Records for this exercise =>

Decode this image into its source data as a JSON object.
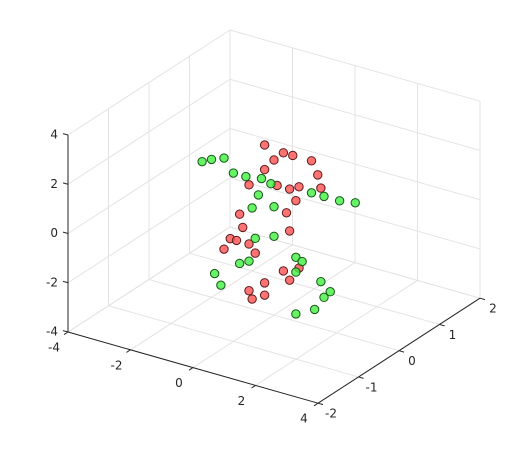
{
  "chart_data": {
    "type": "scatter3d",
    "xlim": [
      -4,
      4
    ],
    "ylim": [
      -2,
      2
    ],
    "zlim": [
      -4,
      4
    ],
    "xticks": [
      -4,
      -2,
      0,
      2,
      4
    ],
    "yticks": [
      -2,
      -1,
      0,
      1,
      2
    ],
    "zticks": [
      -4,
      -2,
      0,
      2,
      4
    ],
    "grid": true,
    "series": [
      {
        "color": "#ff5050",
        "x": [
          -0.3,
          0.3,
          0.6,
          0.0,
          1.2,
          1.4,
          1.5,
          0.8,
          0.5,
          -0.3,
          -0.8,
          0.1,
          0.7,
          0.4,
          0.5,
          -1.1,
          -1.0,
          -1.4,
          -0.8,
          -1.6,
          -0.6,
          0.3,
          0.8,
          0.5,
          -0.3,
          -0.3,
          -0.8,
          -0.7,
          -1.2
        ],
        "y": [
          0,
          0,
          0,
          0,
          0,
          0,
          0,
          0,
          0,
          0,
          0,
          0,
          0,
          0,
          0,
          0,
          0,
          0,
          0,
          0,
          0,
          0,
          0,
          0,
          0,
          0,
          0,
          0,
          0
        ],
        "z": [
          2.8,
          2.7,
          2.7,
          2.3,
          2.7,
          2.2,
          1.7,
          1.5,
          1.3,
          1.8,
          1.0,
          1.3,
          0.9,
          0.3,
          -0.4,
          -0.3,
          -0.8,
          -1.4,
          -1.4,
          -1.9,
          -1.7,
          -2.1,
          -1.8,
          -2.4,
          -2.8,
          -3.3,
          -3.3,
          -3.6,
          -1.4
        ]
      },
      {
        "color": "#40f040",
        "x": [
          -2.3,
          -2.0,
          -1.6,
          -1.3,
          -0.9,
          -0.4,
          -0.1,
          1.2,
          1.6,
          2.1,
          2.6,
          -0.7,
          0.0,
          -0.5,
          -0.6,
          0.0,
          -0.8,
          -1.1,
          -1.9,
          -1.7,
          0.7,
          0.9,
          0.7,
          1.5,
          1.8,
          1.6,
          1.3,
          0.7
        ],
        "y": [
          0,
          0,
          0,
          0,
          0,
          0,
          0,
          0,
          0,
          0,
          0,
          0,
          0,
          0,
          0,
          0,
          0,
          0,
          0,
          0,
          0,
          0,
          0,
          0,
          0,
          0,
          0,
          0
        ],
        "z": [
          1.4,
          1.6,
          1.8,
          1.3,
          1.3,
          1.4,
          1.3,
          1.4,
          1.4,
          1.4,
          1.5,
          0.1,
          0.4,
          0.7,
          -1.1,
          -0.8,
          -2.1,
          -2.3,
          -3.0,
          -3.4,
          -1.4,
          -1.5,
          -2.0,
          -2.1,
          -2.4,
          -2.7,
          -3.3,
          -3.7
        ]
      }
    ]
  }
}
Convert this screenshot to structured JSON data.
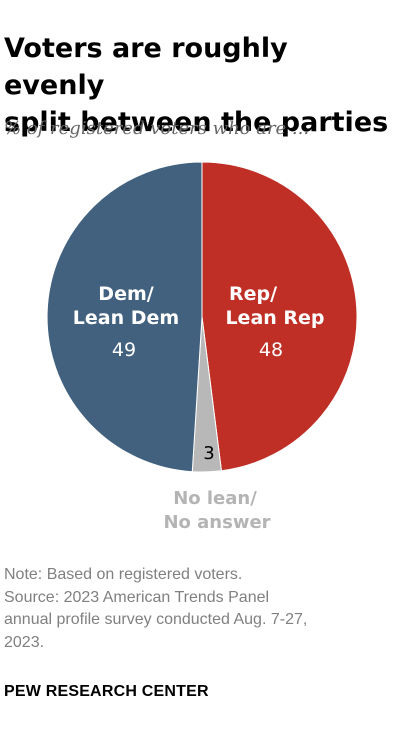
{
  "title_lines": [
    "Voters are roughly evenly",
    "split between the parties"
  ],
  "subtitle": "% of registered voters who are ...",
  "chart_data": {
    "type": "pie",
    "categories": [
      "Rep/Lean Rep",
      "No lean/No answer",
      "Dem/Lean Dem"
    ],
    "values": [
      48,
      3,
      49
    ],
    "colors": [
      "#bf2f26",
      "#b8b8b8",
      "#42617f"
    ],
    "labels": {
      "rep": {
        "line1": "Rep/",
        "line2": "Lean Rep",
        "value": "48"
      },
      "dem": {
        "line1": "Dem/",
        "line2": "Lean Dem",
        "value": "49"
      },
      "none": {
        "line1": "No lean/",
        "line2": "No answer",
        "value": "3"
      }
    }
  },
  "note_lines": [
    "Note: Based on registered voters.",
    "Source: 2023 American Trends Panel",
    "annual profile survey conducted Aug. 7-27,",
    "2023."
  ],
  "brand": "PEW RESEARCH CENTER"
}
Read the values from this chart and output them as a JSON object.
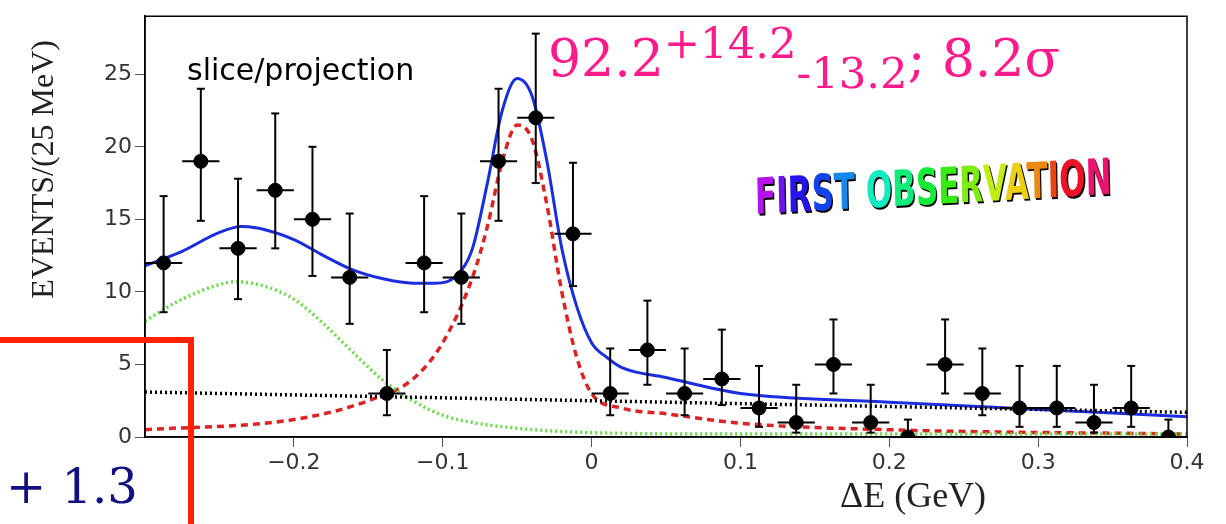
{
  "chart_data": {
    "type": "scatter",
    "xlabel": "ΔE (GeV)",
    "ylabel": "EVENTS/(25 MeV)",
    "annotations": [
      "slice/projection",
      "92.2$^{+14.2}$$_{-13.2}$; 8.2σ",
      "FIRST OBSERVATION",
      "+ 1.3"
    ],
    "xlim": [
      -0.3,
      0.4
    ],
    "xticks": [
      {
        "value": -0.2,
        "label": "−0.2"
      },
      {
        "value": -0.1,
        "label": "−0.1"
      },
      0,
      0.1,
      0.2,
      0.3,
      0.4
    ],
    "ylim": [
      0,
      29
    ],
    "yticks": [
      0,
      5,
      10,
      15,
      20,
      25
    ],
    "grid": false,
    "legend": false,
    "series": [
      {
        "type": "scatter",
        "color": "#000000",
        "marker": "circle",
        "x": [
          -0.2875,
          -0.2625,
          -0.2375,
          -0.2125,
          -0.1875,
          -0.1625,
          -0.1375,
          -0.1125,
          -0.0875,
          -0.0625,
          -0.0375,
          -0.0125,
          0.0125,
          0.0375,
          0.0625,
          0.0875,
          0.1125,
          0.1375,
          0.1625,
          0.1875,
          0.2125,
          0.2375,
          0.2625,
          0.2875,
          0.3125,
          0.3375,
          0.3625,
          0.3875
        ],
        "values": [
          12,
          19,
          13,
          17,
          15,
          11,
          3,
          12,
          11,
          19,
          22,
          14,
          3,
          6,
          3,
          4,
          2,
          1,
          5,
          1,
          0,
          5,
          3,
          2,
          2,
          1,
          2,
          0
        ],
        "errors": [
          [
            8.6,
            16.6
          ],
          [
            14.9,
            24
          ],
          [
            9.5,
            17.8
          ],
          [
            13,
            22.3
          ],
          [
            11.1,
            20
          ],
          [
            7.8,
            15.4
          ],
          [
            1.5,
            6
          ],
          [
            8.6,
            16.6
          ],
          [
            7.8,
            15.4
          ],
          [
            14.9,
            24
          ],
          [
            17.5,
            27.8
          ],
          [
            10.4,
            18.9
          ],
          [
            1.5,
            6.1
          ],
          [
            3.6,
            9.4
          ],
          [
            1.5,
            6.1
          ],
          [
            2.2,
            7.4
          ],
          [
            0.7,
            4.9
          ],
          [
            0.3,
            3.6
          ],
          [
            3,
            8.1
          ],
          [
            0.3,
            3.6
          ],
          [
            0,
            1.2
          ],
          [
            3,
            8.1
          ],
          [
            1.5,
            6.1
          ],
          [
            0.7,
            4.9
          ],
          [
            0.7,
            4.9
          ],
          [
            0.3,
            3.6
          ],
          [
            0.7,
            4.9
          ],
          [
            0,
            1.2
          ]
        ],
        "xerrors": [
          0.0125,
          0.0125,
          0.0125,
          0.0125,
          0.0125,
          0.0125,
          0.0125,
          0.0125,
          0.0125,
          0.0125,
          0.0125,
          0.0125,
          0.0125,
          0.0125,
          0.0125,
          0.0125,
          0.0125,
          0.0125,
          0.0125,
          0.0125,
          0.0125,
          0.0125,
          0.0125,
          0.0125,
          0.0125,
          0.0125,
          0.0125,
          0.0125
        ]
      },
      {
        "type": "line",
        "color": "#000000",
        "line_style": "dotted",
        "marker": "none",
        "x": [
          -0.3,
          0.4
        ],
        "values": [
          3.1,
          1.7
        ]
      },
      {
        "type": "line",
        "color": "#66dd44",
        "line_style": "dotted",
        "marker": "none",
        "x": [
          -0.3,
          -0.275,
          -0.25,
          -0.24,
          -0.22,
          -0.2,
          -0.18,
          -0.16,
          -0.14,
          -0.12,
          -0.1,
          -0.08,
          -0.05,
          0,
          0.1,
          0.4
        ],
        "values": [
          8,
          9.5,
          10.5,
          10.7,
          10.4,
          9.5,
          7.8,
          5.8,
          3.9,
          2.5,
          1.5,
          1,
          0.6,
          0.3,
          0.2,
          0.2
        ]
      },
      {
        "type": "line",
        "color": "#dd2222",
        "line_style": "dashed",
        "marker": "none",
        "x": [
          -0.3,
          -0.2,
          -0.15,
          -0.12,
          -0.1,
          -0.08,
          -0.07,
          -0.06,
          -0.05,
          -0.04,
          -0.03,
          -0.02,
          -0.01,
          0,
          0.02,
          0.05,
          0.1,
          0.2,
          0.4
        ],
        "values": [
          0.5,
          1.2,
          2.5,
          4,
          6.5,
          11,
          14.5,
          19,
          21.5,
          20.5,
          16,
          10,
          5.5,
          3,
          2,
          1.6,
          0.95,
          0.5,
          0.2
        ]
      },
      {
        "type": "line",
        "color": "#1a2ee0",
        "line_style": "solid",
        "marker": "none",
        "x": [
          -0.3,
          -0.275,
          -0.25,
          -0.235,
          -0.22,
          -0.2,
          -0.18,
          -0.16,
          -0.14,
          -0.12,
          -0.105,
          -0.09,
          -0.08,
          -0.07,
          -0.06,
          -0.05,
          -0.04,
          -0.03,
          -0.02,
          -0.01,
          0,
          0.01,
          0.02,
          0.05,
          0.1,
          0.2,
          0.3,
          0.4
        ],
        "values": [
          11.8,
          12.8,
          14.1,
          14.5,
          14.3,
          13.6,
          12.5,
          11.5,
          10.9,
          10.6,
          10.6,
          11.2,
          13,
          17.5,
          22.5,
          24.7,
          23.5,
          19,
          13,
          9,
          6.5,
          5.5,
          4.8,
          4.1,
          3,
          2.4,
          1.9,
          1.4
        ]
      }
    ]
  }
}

Do this => Look over the records above and copy each line that includes the string "registered".

The reply =>
  "subtitle": "% of registered voters who are ...",
    "Note: Based on registered voters.",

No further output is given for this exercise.